▸ WHAT TO DO
Transcribe every entry word for word.

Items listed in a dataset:
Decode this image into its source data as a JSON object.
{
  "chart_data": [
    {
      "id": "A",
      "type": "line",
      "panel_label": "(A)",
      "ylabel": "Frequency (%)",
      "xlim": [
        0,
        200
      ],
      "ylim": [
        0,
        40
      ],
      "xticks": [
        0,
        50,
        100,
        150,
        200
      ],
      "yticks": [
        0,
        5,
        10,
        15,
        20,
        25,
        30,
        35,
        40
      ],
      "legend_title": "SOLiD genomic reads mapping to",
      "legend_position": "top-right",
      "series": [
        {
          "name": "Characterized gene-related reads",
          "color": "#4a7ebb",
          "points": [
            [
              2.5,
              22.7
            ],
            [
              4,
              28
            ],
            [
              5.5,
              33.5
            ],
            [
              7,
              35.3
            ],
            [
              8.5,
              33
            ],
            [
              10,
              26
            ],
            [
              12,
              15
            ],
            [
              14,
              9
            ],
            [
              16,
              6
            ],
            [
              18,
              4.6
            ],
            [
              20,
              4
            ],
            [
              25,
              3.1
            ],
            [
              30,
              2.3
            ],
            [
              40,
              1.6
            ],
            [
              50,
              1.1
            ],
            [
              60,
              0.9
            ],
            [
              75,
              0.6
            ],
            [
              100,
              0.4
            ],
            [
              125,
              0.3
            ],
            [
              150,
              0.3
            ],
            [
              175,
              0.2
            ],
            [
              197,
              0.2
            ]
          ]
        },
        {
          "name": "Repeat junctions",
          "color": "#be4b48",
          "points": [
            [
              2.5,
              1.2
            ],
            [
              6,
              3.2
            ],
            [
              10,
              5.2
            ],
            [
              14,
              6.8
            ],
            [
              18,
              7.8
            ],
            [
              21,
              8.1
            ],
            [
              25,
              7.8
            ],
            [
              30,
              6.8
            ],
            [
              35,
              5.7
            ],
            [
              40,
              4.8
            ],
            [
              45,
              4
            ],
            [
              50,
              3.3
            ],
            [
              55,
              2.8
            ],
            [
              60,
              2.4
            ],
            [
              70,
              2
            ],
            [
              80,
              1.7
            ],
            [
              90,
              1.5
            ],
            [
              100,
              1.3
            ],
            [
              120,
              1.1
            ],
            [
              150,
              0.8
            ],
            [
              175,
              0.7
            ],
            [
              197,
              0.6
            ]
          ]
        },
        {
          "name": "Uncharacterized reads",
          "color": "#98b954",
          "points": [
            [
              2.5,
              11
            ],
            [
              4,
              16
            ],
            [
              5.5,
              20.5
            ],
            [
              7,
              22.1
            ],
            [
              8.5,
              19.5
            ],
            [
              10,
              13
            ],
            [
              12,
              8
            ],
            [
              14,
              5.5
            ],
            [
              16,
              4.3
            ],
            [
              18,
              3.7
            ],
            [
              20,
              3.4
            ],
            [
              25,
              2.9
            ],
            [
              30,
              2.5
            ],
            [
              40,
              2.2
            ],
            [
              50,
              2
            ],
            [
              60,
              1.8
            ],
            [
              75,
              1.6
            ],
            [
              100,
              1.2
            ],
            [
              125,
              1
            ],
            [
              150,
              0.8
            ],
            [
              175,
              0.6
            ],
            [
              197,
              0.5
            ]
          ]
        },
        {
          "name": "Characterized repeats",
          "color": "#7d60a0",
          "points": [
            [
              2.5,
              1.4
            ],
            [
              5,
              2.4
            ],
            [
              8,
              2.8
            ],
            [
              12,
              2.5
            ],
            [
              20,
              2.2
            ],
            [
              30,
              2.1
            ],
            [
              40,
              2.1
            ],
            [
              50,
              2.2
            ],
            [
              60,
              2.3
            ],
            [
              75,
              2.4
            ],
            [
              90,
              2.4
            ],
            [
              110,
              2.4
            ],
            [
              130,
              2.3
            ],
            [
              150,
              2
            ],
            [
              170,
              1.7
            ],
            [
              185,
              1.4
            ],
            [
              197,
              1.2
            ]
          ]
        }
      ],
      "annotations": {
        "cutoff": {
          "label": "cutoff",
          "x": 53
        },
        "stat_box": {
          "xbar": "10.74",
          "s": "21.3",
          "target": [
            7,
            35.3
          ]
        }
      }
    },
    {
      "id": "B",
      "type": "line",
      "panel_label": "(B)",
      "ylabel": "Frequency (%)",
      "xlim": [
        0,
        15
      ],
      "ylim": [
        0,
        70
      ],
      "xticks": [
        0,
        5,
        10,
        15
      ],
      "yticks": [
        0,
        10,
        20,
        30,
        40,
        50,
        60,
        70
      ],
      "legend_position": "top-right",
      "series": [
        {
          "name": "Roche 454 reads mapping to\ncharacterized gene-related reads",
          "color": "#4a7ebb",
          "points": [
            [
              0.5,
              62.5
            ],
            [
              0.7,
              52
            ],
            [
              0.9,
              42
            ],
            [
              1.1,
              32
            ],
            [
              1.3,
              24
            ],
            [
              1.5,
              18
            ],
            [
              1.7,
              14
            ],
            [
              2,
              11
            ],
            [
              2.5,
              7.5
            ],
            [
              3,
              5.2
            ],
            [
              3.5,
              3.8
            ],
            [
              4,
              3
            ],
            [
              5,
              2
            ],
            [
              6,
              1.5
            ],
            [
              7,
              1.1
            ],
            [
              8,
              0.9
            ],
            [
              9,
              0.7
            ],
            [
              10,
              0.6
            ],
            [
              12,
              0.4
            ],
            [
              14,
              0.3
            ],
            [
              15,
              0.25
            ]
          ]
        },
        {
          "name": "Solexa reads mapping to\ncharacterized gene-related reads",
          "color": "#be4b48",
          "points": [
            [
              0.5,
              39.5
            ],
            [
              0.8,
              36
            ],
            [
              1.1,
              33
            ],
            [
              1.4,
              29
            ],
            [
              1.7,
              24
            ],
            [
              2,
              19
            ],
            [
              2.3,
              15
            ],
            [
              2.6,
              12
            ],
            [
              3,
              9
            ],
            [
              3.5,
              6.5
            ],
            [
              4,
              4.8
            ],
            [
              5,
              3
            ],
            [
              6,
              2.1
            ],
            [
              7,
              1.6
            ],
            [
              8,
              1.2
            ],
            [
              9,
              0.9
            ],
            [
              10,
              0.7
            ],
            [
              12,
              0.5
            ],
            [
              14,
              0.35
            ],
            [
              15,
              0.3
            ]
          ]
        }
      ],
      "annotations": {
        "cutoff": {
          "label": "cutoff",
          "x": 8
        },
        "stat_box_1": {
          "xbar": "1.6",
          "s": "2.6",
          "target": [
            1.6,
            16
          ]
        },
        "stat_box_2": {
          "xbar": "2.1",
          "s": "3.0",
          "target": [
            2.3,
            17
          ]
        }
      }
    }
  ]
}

▸ EXERCISE OUTPUT
Decode this image into its source data as a JSON object.
{
  "chart_data": [
    {
      "id": "A",
      "type": "line",
      "panel_label": "(A)",
      "ylabel": "Frequency (%)",
      "xlim": [
        0,
        200
      ],
      "ylim": [
        0,
        40
      ],
      "xticks": [
        0,
        50,
        100,
        150,
        200
      ],
      "yticks": [
        0,
        5,
        10,
        15,
        20,
        25,
        30,
        35,
        40
      ],
      "legend_title": "SOLiD genomic reads mapping to",
      "legend_position": "top-right",
      "series": [
        {
          "name": "Characterized gene-related reads",
          "color": "#4a7ebb",
          "points": [
            [
              2.5,
              22.7
            ],
            [
              4,
              28
            ],
            [
              5.5,
              33.5
            ],
            [
              7,
              35.3
            ],
            [
              8.5,
              33
            ],
            [
              10,
              26
            ],
            [
              12,
              15
            ],
            [
              14,
              9
            ],
            [
              16,
              6
            ],
            [
              18,
              4.6
            ],
            [
              20,
              4
            ],
            [
              25,
              3.1
            ],
            [
              30,
              2.3
            ],
            [
              40,
              1.6
            ],
            [
              50,
              1.1
            ],
            [
              60,
              0.9
            ],
            [
              75,
              0.6
            ],
            [
              100,
              0.4
            ],
            [
              125,
              0.3
            ],
            [
              150,
              0.3
            ],
            [
              175,
              0.2
            ],
            [
              197,
              0.2
            ]
          ]
        },
        {
          "name": "Repeat junctions",
          "color": "#be4b48",
          "points": [
            [
              2.5,
              1.2
            ],
            [
              6,
              3.2
            ],
            [
              10,
              5.2
            ],
            [
              14,
              6.8
            ],
            [
              18,
              7.8
            ],
            [
              21,
              8.1
            ],
            [
              25,
              7.8
            ],
            [
              30,
              6.8
            ],
            [
              35,
              5.7
            ],
            [
              40,
              4.8
            ],
            [
              45,
              4
            ],
            [
              50,
              3.3
            ],
            [
              55,
              2.8
            ],
            [
              60,
              2.4
            ],
            [
              70,
              2
            ],
            [
              80,
              1.7
            ],
            [
              90,
              1.5
            ],
            [
              100,
              1.3
            ],
            [
              120,
              1.1
            ],
            [
              150,
              0.8
            ],
            [
              175,
              0.7
            ],
            [
              197,
              0.6
            ]
          ]
        },
        {
          "name": "Uncharacterized reads",
          "color": "#98b954",
          "points": [
            [
              2.5,
              11
            ],
            [
              4,
              16
            ],
            [
              5.5,
              20.5
            ],
            [
              7,
              22.1
            ],
            [
              8.5,
              19.5
            ],
            [
              10,
              13
            ],
            [
              12,
              8
            ],
            [
              14,
              5.5
            ],
            [
              16,
              4.3
            ],
            [
              18,
              3.7
            ],
            [
              20,
              3.4
            ],
            [
              25,
              2.9
            ],
            [
              30,
              2.5
            ],
            [
              40,
              2.2
            ],
            [
              50,
              2
            ],
            [
              60,
              1.8
            ],
            [
              75,
              1.6
            ],
            [
              100,
              1.2
            ],
            [
              125,
              1
            ],
            [
              150,
              0.8
            ],
            [
              175,
              0.6
            ],
            [
              197,
              0.5
            ]
          ]
        },
        {
          "name": "Characterized repeats",
          "color": "#7d60a0",
          "points": [
            [
              2.5,
              1.4
            ],
            [
              5,
              2.4
            ],
            [
              8,
              2.8
            ],
            [
              12,
              2.5
            ],
            [
              20,
              2.2
            ],
            [
              30,
              2.1
            ],
            [
              40,
              2.1
            ],
            [
              50,
              2.2
            ],
            [
              60,
              2.3
            ],
            [
              75,
              2.4
            ],
            [
              90,
              2.4
            ],
            [
              110,
              2.4
            ],
            [
              130,
              2.3
            ],
            [
              150,
              2
            ],
            [
              170,
              1.7
            ],
            [
              185,
              1.4
            ],
            [
              197,
              1.2
            ]
          ]
        }
      ],
      "annotations": {
        "cutoff": {
          "label": "cutoff",
          "x": 53
        },
        "stat_box": {
          "xbar": "10.74",
          "s": "21.3",
          "target": [
            7,
            35.3
          ]
        }
      }
    },
    {
      "id": "B",
      "type": "line",
      "panel_label": "(B)",
      "ylabel": "Frequency (%)",
      "xlim": [
        0,
        15
      ],
      "ylim": [
        0,
        70
      ],
      "xticks": [
        0,
        5,
        10,
        15
      ],
      "yticks": [
        0,
        10,
        20,
        30,
        40,
        50,
        60,
        70
      ],
      "legend_position": "top-right",
      "series": [
        {
          "name": "Roche 454 reads mapping to\ncharacterized gene-related reads",
          "color": "#4a7ebb",
          "points": [
            [
              0.5,
              62.5
            ],
            [
              0.7,
              52
            ],
            [
              0.9,
              42
            ],
            [
              1.1,
              32
            ],
            [
              1.3,
              24
            ],
            [
              1.5,
              18
            ],
            [
              1.7,
              14
            ],
            [
              2,
              11
            ],
            [
              2.5,
              7.5
            ],
            [
              3,
              5.2
            ],
            [
              3.5,
              3.8
            ],
            [
              4,
              3
            ],
            [
              5,
              2
            ],
            [
              6,
              1.5
            ],
            [
              7,
              1.1
            ],
            [
              8,
              0.9
            ],
            [
              9,
              0.7
            ],
            [
              10,
              0.6
            ],
            [
              12,
              0.4
            ],
            [
              14,
              0.3
            ],
            [
              15,
              0.25
            ]
          ]
        },
        {
          "name": "Solexa reads mapping to\ncharacterized gene-related reads",
          "color": "#be4b48",
          "points": [
            [
              0.5,
              39.5
            ],
            [
              0.8,
              36
            ],
            [
              1.1,
              33
            ],
            [
              1.4,
              29
            ],
            [
              1.7,
              24
            ],
            [
              2,
              19
            ],
            [
              2.3,
              15
            ],
            [
              2.6,
              12
            ],
            [
              3,
              9
            ],
            [
              3.5,
              6.5
            ],
            [
              4,
              4.8
            ],
            [
              5,
              3
            ],
            [
              6,
              2.1
            ],
            [
              7,
              1.6
            ],
            [
              8,
              1.2
            ],
            [
              9,
              0.9
            ],
            [
              10,
              0.7
            ],
            [
              12,
              0.5
            ],
            [
              14,
              0.35
            ],
            [
              15,
              0.3
            ]
          ]
        }
      ],
      "annotations": {
        "cutoff": {
          "label": "cutoff",
          "x": 8
        },
        "stat_box_1": {
          "xbar": "1.6",
          "s": "2.6",
          "target": [
            1.6,
            16
          ]
        },
        "stat_box_2": {
          "xbar": "2.1",
          "s": "3.0",
          "target": [
            2.3,
            17
          ]
        }
      }
    }
  ]
}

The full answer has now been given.